**** GIVEN DATA

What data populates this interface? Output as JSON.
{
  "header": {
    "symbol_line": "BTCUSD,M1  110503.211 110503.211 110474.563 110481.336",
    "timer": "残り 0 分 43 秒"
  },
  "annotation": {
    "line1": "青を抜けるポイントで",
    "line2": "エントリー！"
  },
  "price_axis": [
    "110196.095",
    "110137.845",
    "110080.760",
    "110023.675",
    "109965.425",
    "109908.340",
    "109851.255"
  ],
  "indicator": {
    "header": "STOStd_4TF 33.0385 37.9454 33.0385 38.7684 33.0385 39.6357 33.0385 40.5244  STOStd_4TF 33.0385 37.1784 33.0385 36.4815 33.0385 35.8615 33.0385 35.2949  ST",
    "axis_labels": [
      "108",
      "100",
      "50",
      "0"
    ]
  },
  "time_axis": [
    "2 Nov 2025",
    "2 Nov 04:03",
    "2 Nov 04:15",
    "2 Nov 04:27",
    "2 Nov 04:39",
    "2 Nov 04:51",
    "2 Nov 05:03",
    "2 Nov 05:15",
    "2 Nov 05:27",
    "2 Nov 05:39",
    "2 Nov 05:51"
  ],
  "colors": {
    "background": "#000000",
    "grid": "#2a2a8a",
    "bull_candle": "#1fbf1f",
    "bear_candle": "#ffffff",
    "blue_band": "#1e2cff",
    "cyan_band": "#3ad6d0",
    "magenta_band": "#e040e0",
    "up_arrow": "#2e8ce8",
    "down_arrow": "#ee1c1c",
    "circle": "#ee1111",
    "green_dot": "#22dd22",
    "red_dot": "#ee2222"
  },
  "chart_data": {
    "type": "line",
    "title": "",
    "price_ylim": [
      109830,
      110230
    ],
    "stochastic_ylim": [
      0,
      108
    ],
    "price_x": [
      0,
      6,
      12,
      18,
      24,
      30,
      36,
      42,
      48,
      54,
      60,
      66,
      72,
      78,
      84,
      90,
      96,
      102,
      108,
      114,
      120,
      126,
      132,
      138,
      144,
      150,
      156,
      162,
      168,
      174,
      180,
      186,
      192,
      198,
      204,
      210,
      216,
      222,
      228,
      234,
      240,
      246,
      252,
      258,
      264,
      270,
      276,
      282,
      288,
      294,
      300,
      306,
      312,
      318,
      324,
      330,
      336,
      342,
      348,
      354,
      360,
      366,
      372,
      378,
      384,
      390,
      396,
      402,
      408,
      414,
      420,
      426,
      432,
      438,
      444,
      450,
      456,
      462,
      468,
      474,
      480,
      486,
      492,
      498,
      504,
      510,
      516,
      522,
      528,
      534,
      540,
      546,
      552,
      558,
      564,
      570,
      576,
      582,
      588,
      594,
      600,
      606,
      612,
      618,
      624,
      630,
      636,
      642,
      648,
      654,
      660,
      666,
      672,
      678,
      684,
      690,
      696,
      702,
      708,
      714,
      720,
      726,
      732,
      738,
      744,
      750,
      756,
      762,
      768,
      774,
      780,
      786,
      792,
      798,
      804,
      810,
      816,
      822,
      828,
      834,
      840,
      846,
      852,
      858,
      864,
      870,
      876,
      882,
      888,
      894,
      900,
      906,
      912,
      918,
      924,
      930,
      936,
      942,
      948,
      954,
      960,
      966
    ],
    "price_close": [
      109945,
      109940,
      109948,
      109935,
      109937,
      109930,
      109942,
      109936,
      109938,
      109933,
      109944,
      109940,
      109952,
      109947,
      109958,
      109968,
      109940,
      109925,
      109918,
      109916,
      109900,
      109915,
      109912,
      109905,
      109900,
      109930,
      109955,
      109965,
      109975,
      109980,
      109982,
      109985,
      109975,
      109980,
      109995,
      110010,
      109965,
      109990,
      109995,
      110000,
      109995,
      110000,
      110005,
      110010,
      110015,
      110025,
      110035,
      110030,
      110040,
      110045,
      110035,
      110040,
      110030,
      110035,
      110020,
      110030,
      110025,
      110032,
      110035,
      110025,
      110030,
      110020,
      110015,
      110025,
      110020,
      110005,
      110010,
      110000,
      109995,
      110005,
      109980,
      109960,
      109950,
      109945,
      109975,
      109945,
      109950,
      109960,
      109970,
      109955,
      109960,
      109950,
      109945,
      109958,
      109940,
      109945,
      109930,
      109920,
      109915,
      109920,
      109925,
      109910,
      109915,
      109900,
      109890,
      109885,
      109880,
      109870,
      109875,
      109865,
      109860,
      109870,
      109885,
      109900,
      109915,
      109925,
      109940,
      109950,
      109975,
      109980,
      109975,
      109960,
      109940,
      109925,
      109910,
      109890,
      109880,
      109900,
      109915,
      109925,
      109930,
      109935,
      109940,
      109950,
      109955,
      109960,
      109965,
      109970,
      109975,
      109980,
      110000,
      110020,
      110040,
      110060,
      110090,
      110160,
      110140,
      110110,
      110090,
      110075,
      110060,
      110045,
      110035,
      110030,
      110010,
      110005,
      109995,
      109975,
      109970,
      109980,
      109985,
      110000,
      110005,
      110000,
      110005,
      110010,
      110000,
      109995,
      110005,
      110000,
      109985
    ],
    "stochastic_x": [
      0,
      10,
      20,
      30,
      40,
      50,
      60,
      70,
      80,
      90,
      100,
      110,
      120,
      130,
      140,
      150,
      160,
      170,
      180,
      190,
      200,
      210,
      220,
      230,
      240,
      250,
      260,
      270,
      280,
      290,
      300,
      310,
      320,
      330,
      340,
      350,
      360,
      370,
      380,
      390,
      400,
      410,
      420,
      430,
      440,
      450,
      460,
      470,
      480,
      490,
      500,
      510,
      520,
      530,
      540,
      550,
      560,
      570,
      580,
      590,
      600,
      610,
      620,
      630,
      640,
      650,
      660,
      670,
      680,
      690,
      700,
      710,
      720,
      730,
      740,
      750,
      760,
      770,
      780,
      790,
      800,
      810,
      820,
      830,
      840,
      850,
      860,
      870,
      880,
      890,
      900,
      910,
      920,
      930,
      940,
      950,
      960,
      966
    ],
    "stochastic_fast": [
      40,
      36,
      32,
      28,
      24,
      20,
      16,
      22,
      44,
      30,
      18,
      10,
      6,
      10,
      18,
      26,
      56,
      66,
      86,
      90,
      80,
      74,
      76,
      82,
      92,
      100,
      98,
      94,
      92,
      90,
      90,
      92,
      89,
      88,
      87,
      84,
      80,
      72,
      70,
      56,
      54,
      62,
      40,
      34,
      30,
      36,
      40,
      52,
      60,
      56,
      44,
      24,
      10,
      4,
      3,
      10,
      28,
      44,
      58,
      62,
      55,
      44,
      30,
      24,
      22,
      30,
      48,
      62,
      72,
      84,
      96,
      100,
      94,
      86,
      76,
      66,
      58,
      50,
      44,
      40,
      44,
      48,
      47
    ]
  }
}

********

* **GIVEN PROBLEM**: Each of the records should be retyped exactly.

* **THE COMPLETED TASK**:
What data populates this interface? Output as JSON.
{
  "header": {
    "symbol_line": "BTCUSD,M1  110503.211 110503.211 110474.563 110481.336",
    "timer": "残り 0 分 43 秒"
  },
  "annotation": {
    "line1": "青を抜けるポイントで",
    "line2": "エントリー！"
  },
  "price_axis": [
    "110196.095",
    "110137.845",
    "110080.760",
    "110023.675",
    "109965.425",
    "109908.340",
    "109851.255"
  ],
  "indicator": {
    "header": "STOStd_4TF 33.0385 37.9454 33.0385 38.7684 33.0385 39.6357 33.0385 40.5244  STOStd_4TF 33.0385 37.1784 33.0385 36.4815 33.0385 35.8615 33.0385 35.2949  ST",
    "axis_labels": [
      "108",
      "100",
      "50",
      "0"
    ]
  },
  "time_axis": [
    "2 Nov 2025",
    "2 Nov 04:03",
    "2 Nov 04:15",
    "2 Nov 04:27",
    "2 Nov 04:39",
    "2 Nov 04:51",
    "2 Nov 05:03",
    "2 Nov 05:15",
    "2 Nov 05:27",
    "2 Nov 05:39",
    "2 Nov 05:51"
  ],
  "colors": {
    "background": "#000000",
    "grid": "#2a2a8a",
    "bull_candle": "#1fbf1f",
    "bear_candle": "#ffffff",
    "blue_band": "#1e2cff",
    "cyan_band": "#3ad6d0",
    "magenta_band": "#e040e0",
    "up_arrow": "#2e8ce8",
    "down_arrow": "#ee1c1c",
    "circle": "#ee1111",
    "green_dot": "#22dd22",
    "red_dot": "#ee2222"
  },
  "chart_data": {
    "type": "line",
    "title": "",
    "price_ylim": [
      109830,
      110230
    ],
    "stochastic_ylim": [
      0,
      108
    ],
    "price_x": [
      0,
      6,
      12,
      18,
      24,
      30,
      36,
      42,
      48,
      54,
      60,
      66,
      72,
      78,
      84,
      90,
      96,
      102,
      108,
      114,
      120,
      126,
      132,
      138,
      144,
      150,
      156,
      162,
      168,
      174,
      180,
      186,
      192,
      198,
      204,
      210,
      216,
      222,
      228,
      234,
      240,
      246,
      252,
      258,
      264,
      270,
      276,
      282,
      288,
      294,
      300,
      306,
      312,
      318,
      324,
      330,
      336,
      342,
      348,
      354,
      360,
      366,
      372,
      378,
      384,
      390,
      396,
      402,
      408,
      414,
      420,
      426,
      432,
      438,
      444,
      450,
      456,
      462,
      468,
      474,
      480,
      486,
      492,
      498,
      504,
      510,
      516,
      522,
      528,
      534,
      540,
      546,
      552,
      558,
      564,
      570,
      576,
      582,
      588,
      594,
      600,
      606,
      612,
      618,
      624,
      630,
      636,
      642,
      648,
      654,
      660,
      666,
      672,
      678,
      684,
      690,
      696,
      702,
      708,
      714,
      720,
      726,
      732,
      738,
      744,
      750,
      756,
      762,
      768,
      774,
      780,
      786,
      792,
      798,
      804,
      810,
      816,
      822,
      828,
      834,
      840,
      846,
      852,
      858,
      864,
      870,
      876,
      882,
      888,
      894,
      900,
      906,
      912,
      918,
      924,
      930,
      936,
      942,
      948,
      954,
      960,
      966
    ],
    "price_close": [
      109945,
      109940,
      109948,
      109935,
      109937,
      109930,
      109942,
      109936,
      109938,
      109933,
      109944,
      109940,
      109952,
      109947,
      109958,
      109968,
      109940,
      109925,
      109918,
      109916,
      109900,
      109915,
      109912,
      109905,
      109900,
      109930,
      109955,
      109965,
      109975,
      109980,
      109982,
      109985,
      109975,
      109980,
      109995,
      110010,
      109965,
      109990,
      109995,
      110000,
      109995,
      110000,
      110005,
      110010,
      110015,
      110025,
      110035,
      110030,
      110040,
      110045,
      110035,
      110040,
      110030,
      110035,
      110020,
      110030,
      110025,
      110032,
      110035,
      110025,
      110030,
      110020,
      110015,
      110025,
      110020,
      110005,
      110010,
      110000,
      109995,
      110005,
      109980,
      109960,
      109950,
      109945,
      109975,
      109945,
      109950,
      109960,
      109970,
      109955,
      109960,
      109950,
      109945,
      109958,
      109940,
      109945,
      109930,
      109920,
      109915,
      109920,
      109925,
      109910,
      109915,
      109900,
      109890,
      109885,
      109880,
      109870,
      109875,
      109865,
      109860,
      109870,
      109885,
      109900,
      109915,
      109925,
      109940,
      109950,
      109975,
      109980,
      109975,
      109960,
      109940,
      109925,
      109910,
      109890,
      109880,
      109900,
      109915,
      109925,
      109930,
      109935,
      109940,
      109950,
      109955,
      109960,
      109965,
      109970,
      109975,
      109980,
      110000,
      110020,
      110040,
      110060,
      110090,
      110160,
      110140,
      110110,
      110090,
      110075,
      110060,
      110045,
      110035,
      110030,
      110010,
      110005,
      109995,
      109975,
      109970,
      109980,
      109985,
      110000,
      110005,
      110000,
      110005,
      110010,
      110000,
      109995,
      110005,
      110000,
      109985
    ],
    "stochastic_x": [
      0,
      10,
      20,
      30,
      40,
      50,
      60,
      70,
      80,
      90,
      100,
      110,
      120,
      130,
      140,
      150,
      160,
      170,
      180,
      190,
      200,
      210,
      220,
      230,
      240,
      250,
      260,
      270,
      280,
      290,
      300,
      310,
      320,
      330,
      340,
      350,
      360,
      370,
      380,
      390,
      400,
      410,
      420,
      430,
      440,
      450,
      460,
      470,
      480,
      490,
      500,
      510,
      520,
      530,
      540,
      550,
      560,
      570,
      580,
      590,
      600,
      610,
      620,
      630,
      640,
      650,
      660,
      670,
      680,
      690,
      700,
      710,
      720,
      730,
      740,
      750,
      760,
      770,
      780,
      790,
      800,
      810,
      820,
      830,
      840,
      850,
      860,
      870,
      880,
      890,
      900,
      910,
      920,
      930,
      940,
      950,
      960,
      966
    ],
    "stochastic_fast": [
      40,
      36,
      32,
      28,
      24,
      20,
      16,
      22,
      44,
      30,
      18,
      10,
      6,
      10,
      18,
      26,
      56,
      66,
      86,
      90,
      80,
      74,
      76,
      82,
      92,
      100,
      98,
      94,
      92,
      90,
      90,
      92,
      89,
      88,
      87,
      84,
      80,
      72,
      70,
      56,
      54,
      62,
      40,
      34,
      30,
      36,
      40,
      52,
      60,
      56,
      44,
      24,
      10,
      4,
      3,
      10,
      28,
      44,
      58,
      62,
      55,
      44,
      30,
      24,
      22,
      30,
      48,
      62,
      72,
      84,
      96,
      100,
      94,
      86,
      76,
      66,
      58,
      50,
      44,
      40,
      44,
      48,
      47
    ]
  }
}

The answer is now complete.